What is expected —
Copy every line of the items below word for word, with no changes.

(Collection entries)
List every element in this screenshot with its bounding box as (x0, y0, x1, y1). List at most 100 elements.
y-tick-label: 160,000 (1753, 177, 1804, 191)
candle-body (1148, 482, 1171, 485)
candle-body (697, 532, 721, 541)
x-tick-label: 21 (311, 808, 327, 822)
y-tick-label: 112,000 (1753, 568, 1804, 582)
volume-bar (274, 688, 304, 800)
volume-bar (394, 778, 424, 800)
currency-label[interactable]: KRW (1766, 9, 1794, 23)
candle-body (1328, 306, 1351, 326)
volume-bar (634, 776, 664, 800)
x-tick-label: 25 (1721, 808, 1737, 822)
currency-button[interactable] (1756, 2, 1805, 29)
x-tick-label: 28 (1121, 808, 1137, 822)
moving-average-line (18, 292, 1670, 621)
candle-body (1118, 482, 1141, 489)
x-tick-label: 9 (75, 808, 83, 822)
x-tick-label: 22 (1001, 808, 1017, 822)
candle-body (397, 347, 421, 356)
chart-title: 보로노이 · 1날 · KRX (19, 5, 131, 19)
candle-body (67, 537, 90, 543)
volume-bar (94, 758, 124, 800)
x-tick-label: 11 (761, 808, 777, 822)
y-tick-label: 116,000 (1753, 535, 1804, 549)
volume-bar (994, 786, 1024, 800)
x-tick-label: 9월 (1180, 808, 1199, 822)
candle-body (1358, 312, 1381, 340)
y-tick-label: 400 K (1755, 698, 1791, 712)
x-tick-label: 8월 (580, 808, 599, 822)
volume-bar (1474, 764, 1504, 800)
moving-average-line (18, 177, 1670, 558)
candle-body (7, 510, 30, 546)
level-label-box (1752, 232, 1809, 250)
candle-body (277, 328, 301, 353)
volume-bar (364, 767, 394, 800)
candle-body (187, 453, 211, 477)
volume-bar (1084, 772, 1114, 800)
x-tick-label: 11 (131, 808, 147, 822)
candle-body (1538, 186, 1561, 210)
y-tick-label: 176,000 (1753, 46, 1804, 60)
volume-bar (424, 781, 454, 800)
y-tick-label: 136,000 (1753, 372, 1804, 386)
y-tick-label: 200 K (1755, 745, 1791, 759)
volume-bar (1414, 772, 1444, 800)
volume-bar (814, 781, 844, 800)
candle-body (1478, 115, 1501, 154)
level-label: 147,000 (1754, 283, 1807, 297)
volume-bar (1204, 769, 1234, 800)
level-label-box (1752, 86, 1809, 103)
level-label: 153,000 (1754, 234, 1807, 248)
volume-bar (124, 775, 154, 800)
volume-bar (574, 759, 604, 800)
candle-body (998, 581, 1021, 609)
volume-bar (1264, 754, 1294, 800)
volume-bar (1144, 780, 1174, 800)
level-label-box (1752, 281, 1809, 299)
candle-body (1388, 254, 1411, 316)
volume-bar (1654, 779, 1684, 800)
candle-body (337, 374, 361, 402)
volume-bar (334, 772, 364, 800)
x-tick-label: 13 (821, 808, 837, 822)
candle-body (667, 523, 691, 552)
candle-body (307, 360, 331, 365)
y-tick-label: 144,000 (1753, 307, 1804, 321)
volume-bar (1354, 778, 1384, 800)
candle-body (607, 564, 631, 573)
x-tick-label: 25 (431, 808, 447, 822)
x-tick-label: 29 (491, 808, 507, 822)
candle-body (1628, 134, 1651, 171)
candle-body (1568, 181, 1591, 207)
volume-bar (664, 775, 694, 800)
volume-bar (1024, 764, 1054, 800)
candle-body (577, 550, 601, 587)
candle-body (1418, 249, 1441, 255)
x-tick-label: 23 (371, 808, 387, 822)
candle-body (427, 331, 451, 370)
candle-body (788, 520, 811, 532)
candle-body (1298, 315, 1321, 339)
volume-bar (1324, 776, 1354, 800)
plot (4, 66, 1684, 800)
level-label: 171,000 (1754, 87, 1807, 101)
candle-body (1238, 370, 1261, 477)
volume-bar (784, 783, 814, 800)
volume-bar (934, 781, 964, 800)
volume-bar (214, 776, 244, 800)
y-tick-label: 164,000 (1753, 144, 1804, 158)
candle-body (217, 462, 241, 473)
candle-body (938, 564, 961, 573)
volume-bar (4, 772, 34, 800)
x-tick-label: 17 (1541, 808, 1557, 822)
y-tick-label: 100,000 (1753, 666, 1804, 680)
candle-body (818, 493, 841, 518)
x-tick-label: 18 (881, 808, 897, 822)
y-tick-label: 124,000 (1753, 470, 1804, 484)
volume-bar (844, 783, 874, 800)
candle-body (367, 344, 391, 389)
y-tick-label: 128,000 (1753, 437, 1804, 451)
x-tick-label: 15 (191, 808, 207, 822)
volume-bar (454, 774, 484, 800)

Answer —
List every element in this screenshot with its bounding box as (x0, y0, x1, y1). List at most 100 elements.
y-tick-label: 160,000 (1753, 177, 1804, 191)
candle-body (1148, 482, 1171, 485)
candle-body (697, 532, 721, 541)
x-tick-label: 21 (311, 808, 327, 822)
y-tick-label: 112,000 (1753, 568, 1804, 582)
volume-bar (274, 688, 304, 800)
volume-bar (394, 778, 424, 800)
currency-label[interactable]: KRW (1766, 9, 1794, 23)
candle-body (1328, 306, 1351, 326)
volume-bar (634, 776, 664, 800)
x-tick-label: 25 (1721, 808, 1737, 822)
currency-button[interactable] (1756, 2, 1805, 29)
x-tick-label: 28 (1121, 808, 1137, 822)
moving-average-line (18, 292, 1670, 621)
candle-body (1118, 482, 1141, 489)
x-tick-label: 9 (75, 808, 83, 822)
x-tick-label: 22 (1001, 808, 1017, 822)
candle-body (397, 347, 421, 356)
chart-title: 보로노이 · 1날 · KRX (19, 5, 131, 19)
candle-body (67, 537, 90, 543)
volume-bar (94, 758, 124, 800)
x-tick-label: 11 (761, 808, 777, 822)
y-tick-label: 116,000 (1753, 535, 1804, 549)
volume-bar (994, 786, 1024, 800)
x-tick-label: 9월 (1180, 808, 1199, 822)
candle-body (1358, 312, 1381, 340)
y-tick-label: 400 K (1755, 698, 1791, 712)
x-tick-label: 8월 (580, 808, 599, 822)
volume-bar (1474, 764, 1504, 800)
moving-average-line (18, 177, 1670, 558)
candle-body (7, 510, 30, 546)
level-label-box (1752, 232, 1809, 250)
candle-body (277, 328, 301, 353)
volume-bar (364, 767, 394, 800)
candle-body (187, 453, 211, 477)
volume-bar (1084, 772, 1114, 800)
x-tick-label: 11 (131, 808, 147, 822)
candle-body (1538, 186, 1561, 210)
y-tick-label: 176,000 (1753, 46, 1804, 60)
volume-bar (424, 781, 454, 800)
y-tick-label: 136,000 (1753, 372, 1804, 386)
y-tick-label: 200 K (1755, 745, 1791, 759)
volume-bar (1414, 772, 1444, 800)
volume-bar (814, 781, 844, 800)
candle-body (1478, 115, 1501, 154)
level-label: 147,000 (1754, 283, 1807, 297)
volume-bar (1204, 769, 1234, 800)
level-label-box (1752, 86, 1809, 103)
level-label: 153,000 (1754, 234, 1807, 248)
volume-bar (124, 775, 154, 800)
volume-bar (574, 759, 604, 800)
candle-body (998, 581, 1021, 609)
volume-bar (1264, 754, 1294, 800)
volume-bar (1144, 780, 1174, 800)
level-label-box (1752, 281, 1809, 299)
candle-body (1388, 254, 1411, 316)
volume-bar (1654, 779, 1684, 800)
candle-body (337, 374, 361, 402)
volume-bar (334, 772, 364, 800)
x-tick-label: 13 (821, 808, 837, 822)
candle-body (667, 523, 691, 552)
candle-body (307, 360, 331, 365)
y-tick-label: 144,000 (1753, 307, 1804, 321)
volume-bar (1354, 778, 1384, 800)
candle-body (607, 564, 631, 573)
x-tick-label: 25 (431, 808, 447, 822)
x-tick-label: 29 (491, 808, 507, 822)
candle-body (1628, 134, 1651, 171)
candle-body (1568, 181, 1591, 207)
volume-bar (664, 775, 694, 800)
volume-bar (1024, 764, 1054, 800)
candle-body (577, 550, 601, 587)
candle-body (1418, 249, 1441, 255)
x-tick-label: 23 (371, 808, 387, 822)
candle-body (427, 331, 451, 370)
candle-body (788, 520, 811, 532)
candle-body (1298, 315, 1321, 339)
volume-bar (1324, 776, 1354, 800)
plot (4, 66, 1684, 800)
level-label: 171,000 (1754, 87, 1807, 101)
candle-body (1238, 370, 1261, 477)
volume-bar (784, 783, 814, 800)
volume-bar (934, 781, 964, 800)
volume-bar (214, 776, 244, 800)
y-tick-label: 164,000 (1753, 144, 1804, 158)
candle-body (217, 462, 241, 473)
candle-body (938, 564, 961, 573)
volume-bar (4, 772, 34, 800)
x-tick-label: 17 (1541, 808, 1557, 822)
y-tick-label: 100,000 (1753, 666, 1804, 680)
candle-body (818, 493, 841, 518)
x-tick-label: 18 (881, 808, 897, 822)
y-tick-label: 124,000 (1753, 470, 1804, 484)
volume-bar (844, 783, 874, 800)
candle-body (367, 344, 391, 389)
y-tick-label: 128,000 (1753, 437, 1804, 451)
x-tick-label: 15 (191, 808, 207, 822)
volume-bar (454, 774, 484, 800)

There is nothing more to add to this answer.